Identify and pull out each line of the entries in which "content" occurs.

[Saved entries]
────────
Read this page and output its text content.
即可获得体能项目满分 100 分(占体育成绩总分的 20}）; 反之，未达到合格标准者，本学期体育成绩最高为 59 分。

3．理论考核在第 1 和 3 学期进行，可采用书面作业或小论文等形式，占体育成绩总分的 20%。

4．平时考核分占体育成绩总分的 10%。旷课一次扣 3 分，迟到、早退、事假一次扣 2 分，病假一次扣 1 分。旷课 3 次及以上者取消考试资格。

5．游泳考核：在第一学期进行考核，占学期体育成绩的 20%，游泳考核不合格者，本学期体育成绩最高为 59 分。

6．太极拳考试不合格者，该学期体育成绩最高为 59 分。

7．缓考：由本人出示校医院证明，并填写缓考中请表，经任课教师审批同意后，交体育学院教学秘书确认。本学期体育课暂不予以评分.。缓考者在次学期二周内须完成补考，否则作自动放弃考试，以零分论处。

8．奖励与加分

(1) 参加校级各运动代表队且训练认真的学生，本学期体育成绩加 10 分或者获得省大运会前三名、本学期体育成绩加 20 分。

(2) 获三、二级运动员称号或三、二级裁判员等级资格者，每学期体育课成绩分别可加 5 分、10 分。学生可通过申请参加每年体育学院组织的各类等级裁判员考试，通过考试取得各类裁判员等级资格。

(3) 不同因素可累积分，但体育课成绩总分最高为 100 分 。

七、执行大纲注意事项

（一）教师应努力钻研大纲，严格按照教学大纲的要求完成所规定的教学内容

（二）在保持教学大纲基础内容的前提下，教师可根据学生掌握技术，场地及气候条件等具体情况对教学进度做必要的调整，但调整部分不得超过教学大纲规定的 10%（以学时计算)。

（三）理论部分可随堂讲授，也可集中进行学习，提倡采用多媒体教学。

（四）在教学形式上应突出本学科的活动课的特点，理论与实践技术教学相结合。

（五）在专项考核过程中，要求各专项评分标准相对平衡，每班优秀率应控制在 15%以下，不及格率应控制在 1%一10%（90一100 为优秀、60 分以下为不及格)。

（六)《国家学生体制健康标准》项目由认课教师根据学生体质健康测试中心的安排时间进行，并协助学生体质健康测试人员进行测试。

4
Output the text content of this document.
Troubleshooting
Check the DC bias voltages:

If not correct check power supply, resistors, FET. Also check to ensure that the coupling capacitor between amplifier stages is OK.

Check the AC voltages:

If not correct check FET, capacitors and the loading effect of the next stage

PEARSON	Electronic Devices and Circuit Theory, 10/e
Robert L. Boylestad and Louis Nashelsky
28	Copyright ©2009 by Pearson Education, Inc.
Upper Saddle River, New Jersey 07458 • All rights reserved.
────────
### COMPLETED TASK
Read this page and output its text content.
Output the text content of this document.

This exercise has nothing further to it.